Data entries for graphics
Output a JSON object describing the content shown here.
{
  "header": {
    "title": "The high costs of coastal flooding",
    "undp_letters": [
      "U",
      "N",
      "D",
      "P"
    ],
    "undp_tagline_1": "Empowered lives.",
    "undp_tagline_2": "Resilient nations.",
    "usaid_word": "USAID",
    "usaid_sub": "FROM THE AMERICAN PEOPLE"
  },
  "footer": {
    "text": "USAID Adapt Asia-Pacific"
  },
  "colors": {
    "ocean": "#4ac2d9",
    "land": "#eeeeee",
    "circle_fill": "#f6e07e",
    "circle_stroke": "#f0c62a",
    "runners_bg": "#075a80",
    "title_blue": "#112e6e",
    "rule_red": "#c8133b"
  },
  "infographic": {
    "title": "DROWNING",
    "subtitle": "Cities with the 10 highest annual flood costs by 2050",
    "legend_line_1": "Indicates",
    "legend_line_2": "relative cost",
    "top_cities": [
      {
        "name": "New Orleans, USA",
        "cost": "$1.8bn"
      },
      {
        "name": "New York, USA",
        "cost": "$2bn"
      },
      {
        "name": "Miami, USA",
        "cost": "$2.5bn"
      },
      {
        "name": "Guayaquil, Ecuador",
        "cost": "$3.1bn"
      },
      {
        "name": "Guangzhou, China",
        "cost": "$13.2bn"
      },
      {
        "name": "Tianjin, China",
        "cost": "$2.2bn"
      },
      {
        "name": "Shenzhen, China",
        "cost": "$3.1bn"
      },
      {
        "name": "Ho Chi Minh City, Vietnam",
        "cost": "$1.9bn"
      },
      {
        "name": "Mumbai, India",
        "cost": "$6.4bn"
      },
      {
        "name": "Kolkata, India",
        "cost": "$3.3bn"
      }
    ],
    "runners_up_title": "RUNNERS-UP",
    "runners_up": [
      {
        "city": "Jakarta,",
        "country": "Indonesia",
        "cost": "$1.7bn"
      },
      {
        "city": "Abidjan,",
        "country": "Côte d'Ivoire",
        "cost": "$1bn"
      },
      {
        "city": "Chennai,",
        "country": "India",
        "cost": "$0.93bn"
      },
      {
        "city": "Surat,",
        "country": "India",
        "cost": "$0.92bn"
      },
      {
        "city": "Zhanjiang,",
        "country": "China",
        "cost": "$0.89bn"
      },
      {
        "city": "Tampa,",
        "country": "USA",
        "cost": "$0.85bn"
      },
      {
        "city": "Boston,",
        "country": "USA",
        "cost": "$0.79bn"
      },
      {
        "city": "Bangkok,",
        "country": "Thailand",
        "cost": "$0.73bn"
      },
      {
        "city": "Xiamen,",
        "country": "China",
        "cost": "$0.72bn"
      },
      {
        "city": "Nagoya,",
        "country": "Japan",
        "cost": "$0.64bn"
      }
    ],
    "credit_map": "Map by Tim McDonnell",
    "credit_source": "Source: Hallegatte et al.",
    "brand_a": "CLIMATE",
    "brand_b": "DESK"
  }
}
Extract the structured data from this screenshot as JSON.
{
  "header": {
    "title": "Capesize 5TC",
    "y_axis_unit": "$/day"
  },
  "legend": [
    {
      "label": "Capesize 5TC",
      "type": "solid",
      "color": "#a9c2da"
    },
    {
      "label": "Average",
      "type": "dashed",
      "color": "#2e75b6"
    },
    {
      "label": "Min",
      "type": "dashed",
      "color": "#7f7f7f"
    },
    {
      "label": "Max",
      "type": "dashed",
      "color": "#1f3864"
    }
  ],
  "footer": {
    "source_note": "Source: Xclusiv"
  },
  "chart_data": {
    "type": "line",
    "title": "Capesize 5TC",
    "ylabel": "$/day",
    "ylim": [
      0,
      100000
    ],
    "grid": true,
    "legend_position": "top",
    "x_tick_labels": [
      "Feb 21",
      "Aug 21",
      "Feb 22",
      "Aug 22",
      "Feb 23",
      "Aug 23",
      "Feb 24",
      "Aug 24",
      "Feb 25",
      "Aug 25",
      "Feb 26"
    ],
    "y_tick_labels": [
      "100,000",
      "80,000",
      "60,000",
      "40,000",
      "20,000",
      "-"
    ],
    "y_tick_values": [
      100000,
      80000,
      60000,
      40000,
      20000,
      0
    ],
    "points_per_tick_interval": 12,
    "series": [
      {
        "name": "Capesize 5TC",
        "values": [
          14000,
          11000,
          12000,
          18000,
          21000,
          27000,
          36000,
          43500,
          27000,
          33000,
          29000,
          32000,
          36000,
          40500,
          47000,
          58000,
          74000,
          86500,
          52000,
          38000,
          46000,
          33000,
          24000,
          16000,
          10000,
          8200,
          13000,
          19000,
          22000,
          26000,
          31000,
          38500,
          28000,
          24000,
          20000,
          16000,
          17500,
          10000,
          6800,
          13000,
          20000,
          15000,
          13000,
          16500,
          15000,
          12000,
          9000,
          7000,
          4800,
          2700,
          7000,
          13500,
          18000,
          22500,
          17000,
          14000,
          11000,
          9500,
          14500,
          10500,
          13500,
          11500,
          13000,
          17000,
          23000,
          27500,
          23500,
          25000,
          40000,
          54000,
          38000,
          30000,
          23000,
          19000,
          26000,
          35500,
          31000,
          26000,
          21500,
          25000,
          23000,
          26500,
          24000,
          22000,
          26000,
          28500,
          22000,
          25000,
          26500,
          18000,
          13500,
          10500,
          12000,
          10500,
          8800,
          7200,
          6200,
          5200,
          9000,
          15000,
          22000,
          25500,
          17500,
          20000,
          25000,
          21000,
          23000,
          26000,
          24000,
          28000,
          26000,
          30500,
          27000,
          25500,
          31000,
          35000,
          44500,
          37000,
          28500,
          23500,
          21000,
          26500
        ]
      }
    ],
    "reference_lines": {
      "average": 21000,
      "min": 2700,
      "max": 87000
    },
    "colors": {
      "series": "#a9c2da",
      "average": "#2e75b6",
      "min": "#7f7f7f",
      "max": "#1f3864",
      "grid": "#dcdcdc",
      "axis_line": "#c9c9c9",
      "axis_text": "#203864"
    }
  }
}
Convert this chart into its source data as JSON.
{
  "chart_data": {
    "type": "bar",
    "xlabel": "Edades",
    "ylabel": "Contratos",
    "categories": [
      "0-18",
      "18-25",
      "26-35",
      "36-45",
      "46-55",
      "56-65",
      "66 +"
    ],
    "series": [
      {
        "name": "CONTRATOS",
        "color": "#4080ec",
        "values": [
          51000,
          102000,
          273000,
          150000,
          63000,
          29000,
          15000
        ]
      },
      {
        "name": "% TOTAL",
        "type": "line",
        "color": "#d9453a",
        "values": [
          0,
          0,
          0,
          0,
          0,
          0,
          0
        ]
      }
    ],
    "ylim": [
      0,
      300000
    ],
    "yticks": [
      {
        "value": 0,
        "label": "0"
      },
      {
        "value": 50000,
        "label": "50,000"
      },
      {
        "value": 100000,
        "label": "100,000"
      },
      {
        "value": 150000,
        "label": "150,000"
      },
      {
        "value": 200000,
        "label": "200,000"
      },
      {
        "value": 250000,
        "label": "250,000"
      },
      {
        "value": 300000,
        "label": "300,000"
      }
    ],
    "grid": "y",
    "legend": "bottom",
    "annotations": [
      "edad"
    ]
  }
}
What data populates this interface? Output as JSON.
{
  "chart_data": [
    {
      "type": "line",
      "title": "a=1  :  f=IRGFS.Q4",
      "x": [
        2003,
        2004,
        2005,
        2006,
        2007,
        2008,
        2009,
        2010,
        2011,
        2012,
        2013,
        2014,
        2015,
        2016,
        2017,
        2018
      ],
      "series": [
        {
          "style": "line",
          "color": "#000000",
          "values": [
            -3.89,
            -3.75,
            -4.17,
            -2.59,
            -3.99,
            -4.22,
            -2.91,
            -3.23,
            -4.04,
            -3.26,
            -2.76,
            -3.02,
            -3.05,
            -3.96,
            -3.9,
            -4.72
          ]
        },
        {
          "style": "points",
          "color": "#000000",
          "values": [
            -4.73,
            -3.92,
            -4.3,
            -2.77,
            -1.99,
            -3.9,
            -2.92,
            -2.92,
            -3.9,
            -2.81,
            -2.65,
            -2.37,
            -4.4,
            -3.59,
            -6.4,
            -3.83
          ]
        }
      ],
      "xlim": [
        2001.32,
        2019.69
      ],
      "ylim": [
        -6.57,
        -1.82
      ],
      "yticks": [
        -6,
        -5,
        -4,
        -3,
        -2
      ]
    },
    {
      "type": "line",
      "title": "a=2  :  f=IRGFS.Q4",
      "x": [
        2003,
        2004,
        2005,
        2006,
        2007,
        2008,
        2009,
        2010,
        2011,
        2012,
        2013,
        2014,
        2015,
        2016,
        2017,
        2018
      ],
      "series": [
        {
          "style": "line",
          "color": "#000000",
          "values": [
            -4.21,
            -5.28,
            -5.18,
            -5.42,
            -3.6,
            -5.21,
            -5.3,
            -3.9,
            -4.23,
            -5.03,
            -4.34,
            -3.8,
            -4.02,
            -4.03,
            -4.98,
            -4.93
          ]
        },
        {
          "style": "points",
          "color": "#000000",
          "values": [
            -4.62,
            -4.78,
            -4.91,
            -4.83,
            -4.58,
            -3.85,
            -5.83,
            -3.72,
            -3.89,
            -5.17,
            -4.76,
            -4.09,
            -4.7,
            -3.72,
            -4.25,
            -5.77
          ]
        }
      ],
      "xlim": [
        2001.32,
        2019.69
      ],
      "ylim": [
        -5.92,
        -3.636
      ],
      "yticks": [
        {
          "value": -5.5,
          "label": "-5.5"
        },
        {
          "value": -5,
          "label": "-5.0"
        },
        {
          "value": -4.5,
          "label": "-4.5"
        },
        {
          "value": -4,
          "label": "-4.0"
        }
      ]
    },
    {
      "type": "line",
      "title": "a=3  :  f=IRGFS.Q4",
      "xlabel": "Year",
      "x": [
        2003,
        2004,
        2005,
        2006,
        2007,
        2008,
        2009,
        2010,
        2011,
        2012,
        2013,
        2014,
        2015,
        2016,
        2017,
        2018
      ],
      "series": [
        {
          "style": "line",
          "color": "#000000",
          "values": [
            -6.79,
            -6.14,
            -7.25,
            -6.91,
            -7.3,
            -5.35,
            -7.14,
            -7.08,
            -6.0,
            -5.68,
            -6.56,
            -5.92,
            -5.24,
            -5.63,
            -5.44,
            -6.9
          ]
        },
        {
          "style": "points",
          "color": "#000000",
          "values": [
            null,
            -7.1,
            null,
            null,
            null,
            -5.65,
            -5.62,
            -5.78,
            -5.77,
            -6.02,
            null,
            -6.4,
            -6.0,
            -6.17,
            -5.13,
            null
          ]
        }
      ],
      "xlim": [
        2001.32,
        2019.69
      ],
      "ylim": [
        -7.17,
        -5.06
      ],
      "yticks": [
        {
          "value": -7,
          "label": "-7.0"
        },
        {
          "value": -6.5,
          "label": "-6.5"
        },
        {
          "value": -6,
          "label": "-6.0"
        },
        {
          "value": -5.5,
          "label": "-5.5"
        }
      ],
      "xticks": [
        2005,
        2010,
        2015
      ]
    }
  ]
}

> _Objective_
Show the lines that mention the word "JSON".

> _Exercise result_
Output a JSON object describing the content shown here.
Extract the structured data from this screenshot as JSON.
Convert this chart into its source data as JSON.
What data populates this interface? Output as JSON.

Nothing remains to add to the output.